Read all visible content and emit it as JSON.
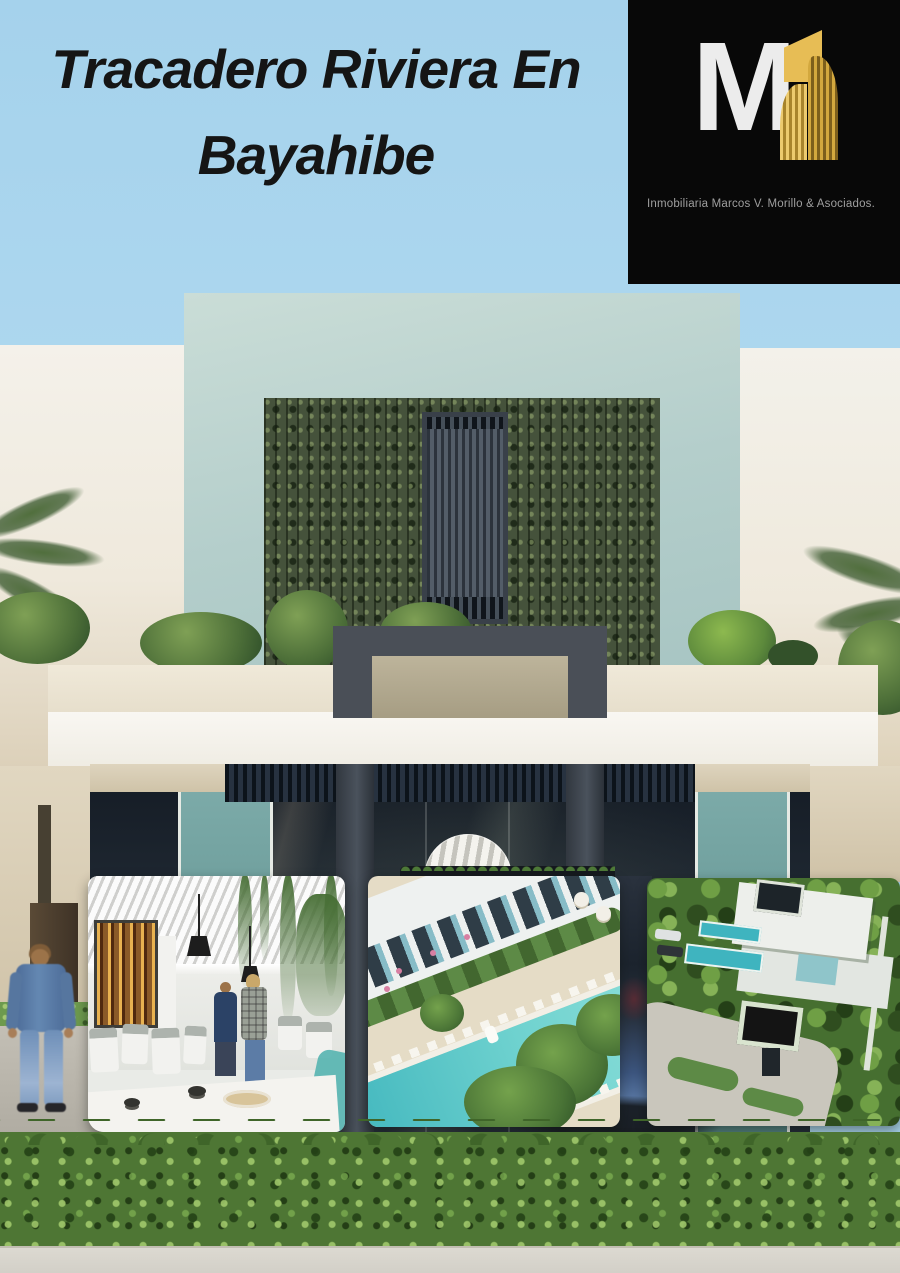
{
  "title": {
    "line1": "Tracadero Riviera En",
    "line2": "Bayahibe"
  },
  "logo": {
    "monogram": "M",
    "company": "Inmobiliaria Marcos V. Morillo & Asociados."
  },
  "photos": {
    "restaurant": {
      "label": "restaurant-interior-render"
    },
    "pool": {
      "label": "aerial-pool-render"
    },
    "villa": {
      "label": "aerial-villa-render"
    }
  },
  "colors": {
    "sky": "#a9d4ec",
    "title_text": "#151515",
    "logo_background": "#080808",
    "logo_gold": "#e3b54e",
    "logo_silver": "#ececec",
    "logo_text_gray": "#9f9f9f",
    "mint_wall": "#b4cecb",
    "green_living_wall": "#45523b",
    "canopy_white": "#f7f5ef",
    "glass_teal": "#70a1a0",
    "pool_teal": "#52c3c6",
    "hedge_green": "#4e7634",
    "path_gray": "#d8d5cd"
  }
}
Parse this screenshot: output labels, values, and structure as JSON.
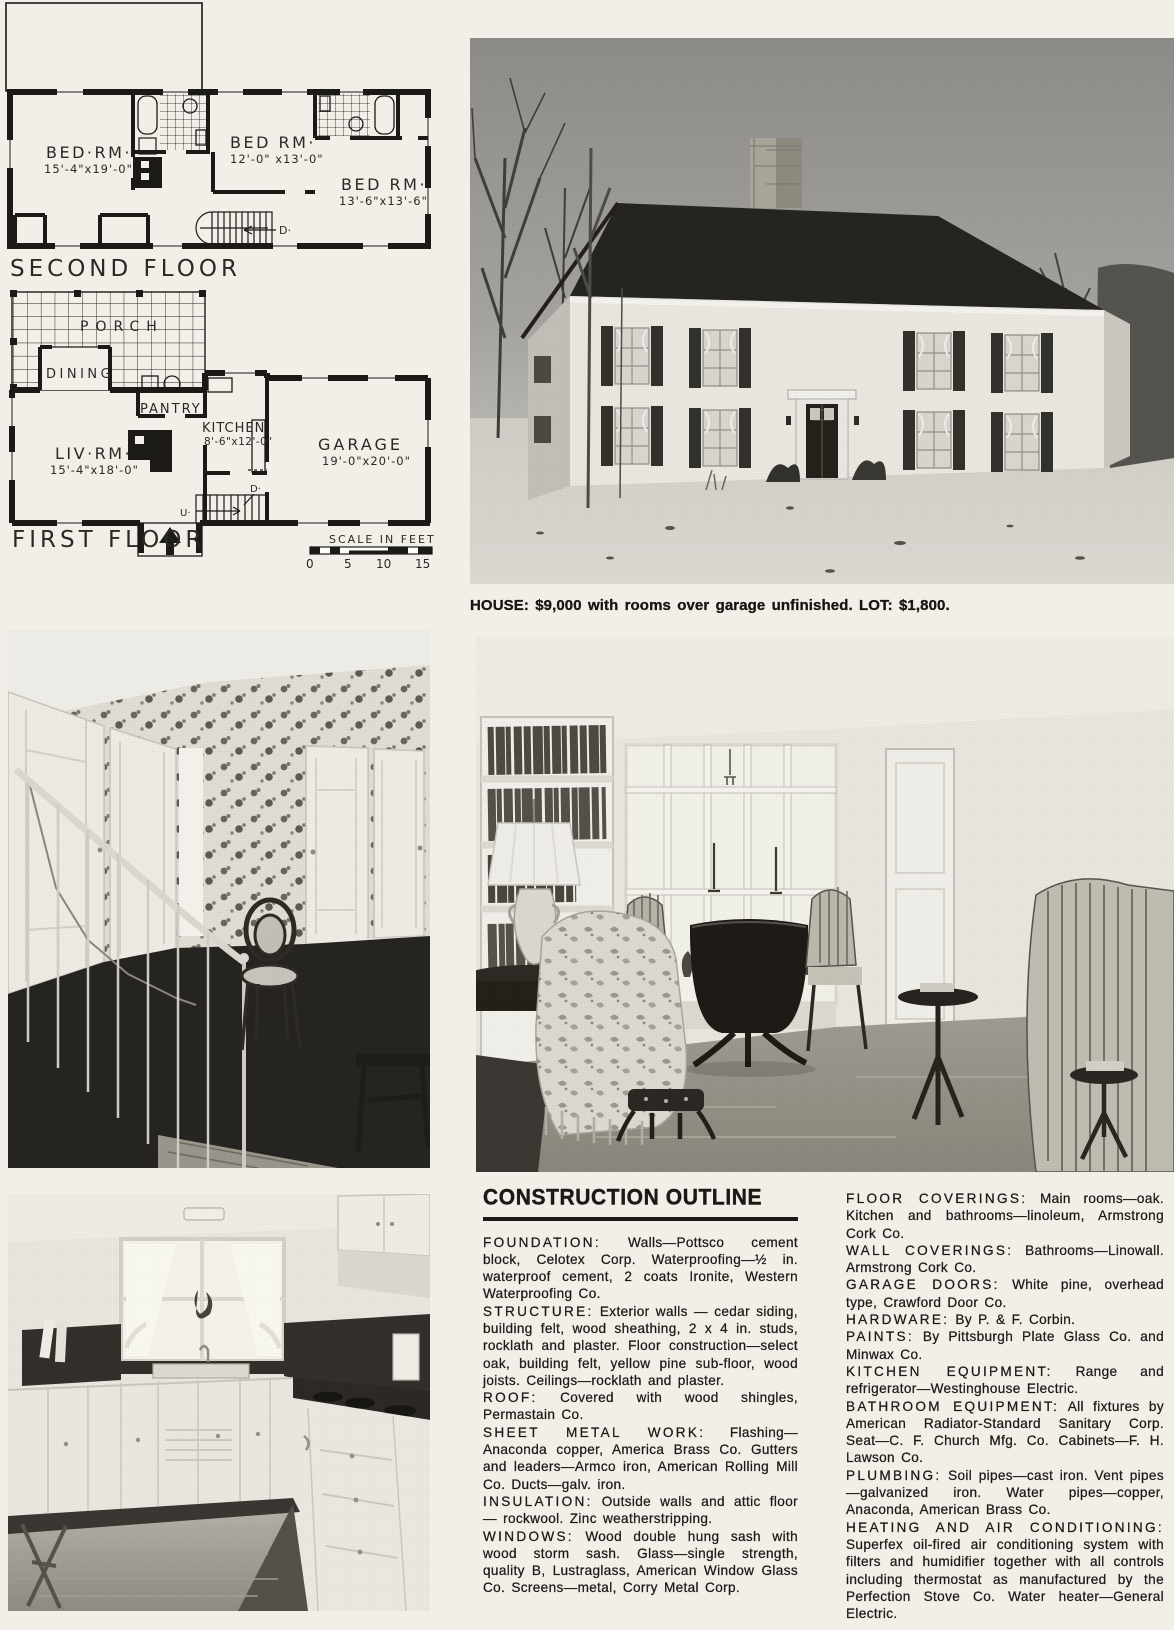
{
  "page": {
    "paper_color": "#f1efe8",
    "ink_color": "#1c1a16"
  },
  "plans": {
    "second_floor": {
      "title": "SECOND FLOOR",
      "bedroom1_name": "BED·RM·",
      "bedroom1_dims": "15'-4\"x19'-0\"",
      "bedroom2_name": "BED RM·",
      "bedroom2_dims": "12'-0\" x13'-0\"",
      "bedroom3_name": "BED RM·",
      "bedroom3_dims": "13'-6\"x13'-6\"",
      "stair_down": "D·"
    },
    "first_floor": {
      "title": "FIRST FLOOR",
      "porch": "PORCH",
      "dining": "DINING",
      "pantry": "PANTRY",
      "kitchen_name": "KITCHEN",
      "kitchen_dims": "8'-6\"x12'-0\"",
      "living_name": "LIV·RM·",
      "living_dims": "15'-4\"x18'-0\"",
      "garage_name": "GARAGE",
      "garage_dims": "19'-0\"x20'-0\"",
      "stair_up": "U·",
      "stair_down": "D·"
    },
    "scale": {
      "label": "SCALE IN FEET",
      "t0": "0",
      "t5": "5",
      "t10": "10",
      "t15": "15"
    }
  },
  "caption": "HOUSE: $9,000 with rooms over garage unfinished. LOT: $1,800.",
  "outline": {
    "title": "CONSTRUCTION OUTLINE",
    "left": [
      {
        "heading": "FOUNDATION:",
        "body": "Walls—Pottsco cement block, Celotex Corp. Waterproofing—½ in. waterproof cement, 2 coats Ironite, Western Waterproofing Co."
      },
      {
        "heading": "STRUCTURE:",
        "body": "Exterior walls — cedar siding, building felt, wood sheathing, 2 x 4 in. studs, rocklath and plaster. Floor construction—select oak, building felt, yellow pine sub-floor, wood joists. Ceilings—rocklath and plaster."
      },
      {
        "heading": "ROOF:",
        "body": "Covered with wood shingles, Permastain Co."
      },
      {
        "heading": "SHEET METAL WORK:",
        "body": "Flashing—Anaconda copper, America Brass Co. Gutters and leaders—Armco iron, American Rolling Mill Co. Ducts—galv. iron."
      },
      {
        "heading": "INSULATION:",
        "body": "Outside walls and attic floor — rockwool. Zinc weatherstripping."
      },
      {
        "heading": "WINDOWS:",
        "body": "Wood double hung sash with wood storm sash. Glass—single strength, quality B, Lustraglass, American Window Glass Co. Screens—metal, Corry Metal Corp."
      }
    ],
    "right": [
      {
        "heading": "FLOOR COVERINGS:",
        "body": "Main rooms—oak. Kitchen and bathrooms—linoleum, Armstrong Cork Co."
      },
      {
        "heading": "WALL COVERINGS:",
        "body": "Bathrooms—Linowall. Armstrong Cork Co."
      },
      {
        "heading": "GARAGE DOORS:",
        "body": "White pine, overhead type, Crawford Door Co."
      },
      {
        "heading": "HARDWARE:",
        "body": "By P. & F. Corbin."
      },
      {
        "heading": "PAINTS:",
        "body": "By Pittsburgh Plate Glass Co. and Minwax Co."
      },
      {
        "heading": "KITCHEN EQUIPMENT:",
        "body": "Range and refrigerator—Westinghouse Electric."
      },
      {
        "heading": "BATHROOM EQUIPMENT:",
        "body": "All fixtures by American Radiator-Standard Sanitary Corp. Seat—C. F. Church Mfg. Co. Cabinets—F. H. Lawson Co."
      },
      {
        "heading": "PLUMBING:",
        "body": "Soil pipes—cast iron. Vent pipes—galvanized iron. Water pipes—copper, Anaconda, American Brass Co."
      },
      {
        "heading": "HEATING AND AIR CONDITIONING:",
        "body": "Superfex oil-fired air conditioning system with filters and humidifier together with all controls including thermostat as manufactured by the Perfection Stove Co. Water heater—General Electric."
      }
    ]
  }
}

+ + + +

▶ What is being asked:
Restate each line of the records exactly; pictures do not belong in the copy.

▶ Solution:
Read all visible content and emit it as JSON.
{
  "title": {
    "line1": "Tracadero Riviera En",
    "line2": "Bayahibe"
  },
  "logo": {
    "monogram": "M",
    "company": "Inmobiliaria Marcos V. Morillo & Asociados."
  },
  "photos": {
    "restaurant": {
      "label": "restaurant-interior-render"
    },
    "pool": {
      "label": "aerial-pool-render"
    },
    "villa": {
      "label": "aerial-villa-render"
    }
  },
  "colors": {
    "sky": "#a9d4ec",
    "title_text": "#151515",
    "logo_background": "#080808",
    "logo_gold": "#e3b54e",
    "logo_silver": "#ececec",
    "logo_text_gray": "#9f9f9f",
    "mint_wall": "#b4cecb",
    "green_living_wall": "#45523b",
    "canopy_white": "#f7f5ef",
    "glass_teal": "#70a1a0",
    "pool_teal": "#52c3c6",
    "hedge_green": "#4e7634",
    "path_gray": "#d8d5cd"
  }
}
Parse this screenshot: output labels, values, and structure as JSON.
{
  "page": {
    "paper_color": "#f1efe8",
    "ink_color": "#1c1a16"
  },
  "plans": {
    "second_floor": {
      "title": "SECOND FLOOR",
      "bedroom1_name": "BED·RM·",
      "bedroom1_dims": "15'-4\"x19'-0\"",
      "bedroom2_name": "BED RM·",
      "bedroom2_dims": "12'-0\" x13'-0\"",
      "bedroom3_name": "BED RM·",
      "bedroom3_dims": "13'-6\"x13'-6\"",
      "stair_down": "D·"
    },
    "first_floor": {
      "title": "FIRST FLOOR",
      "porch": "PORCH",
      "dining": "DINING",
      "pantry": "PANTRY",
      "kitchen_name": "KITCHEN",
      "kitchen_dims": "8'-6\"x12'-0\"",
      "living_name": "LIV·RM·",
      "living_dims": "15'-4\"x18'-0\"",
      "garage_name": "GARAGE",
      "garage_dims": "19'-0\"x20'-0\"",
      "stair_up": "U·",
      "stair_down": "D·"
    },
    "scale": {
      "label": "SCALE IN FEET",
      "t0": "0",
      "t5": "5",
      "t10": "10",
      "t15": "15"
    }
  },
  "caption": "HOUSE: $9,000 with rooms over garage unfinished. LOT: $1,800.",
  "outline": {
    "title": "CONSTRUCTION OUTLINE",
    "left": [
      {
        "heading": "FOUNDATION:",
        "body": "Walls—Pottsco cement block, Celotex Corp. Waterproofing—½ in. waterproof cement, 2 coats Ironite, Western Waterproofing Co."
      },
      {
        "heading": "STRUCTURE:",
        "body": "Exterior walls — cedar siding, building felt, wood sheathing, 2 x 4 in. studs, rocklath and plaster. Floor construction—select oak, building felt, yellow pine sub-floor, wood joists. Ceilings—rocklath and plaster."
      },
      {
        "heading": "ROOF:",
        "body": "Covered with wood shingles, Permastain Co."
      },
      {
        "heading": "SHEET METAL WORK:",
        "body": "Flashing—Anaconda copper, America Brass Co. Gutters and leaders—Armco iron, American Rolling Mill Co. Ducts—galv. iron."
      },
      {
        "heading": "INSULATION:",
        "body": "Outside walls and attic floor — rockwool. Zinc weatherstripping."
      },
      {
        "heading": "WINDOWS:",
        "body": "Wood double hung sash with wood storm sash. Glass—single strength, quality B, Lustraglass, American Window Glass Co. Screens—metal, Corry Metal Corp."
      }
    ],
    "right": [
      {
        "heading": "FLOOR COVERINGS:",
        "body": "Main rooms—oak. Kitchen and bathrooms—linoleum, Armstrong Cork Co."
      },
      {
        "heading": "WALL COVERINGS:",
        "body": "Bathrooms—Linowall. Armstrong Cork Co."
      },
      {
        "heading": "GARAGE DOORS:",
        "body": "White pine, overhead type, Crawford Door Co."
      },
      {
        "heading": "HARDWARE:",
        "body": "By P. & F. Corbin."
      },
      {
        "heading": "PAINTS:",
        "body": "By Pittsburgh Plate Glass Co. and Minwax Co."
      },
      {
        "heading": "KITCHEN EQUIPMENT:",
        "body": "Range and refrigerator—Westinghouse Electric."
      },
      {
        "heading": "BATHROOM EQUIPMENT:",
        "body": "All fixtures by American Radiator-Standard Sanitary Corp. Seat—C. F. Church Mfg. Co. Cabinets—F. H. Lawson Co."
      },
      {
        "heading": "PLUMBING:",
        "body": "Soil pipes—cast iron. Vent pipes—galvanized iron. Water pipes—copper, Anaconda, American Brass Co."
      },
      {
        "heading": "HEATING AND AIR CONDITIONING:",
        "body": "Superfex oil-fired air conditioning system with filters and humidifier together with all controls including thermostat as manufactured by the Perfection Stove Co. Water heater—General Electric."
      }
    ]
  }
}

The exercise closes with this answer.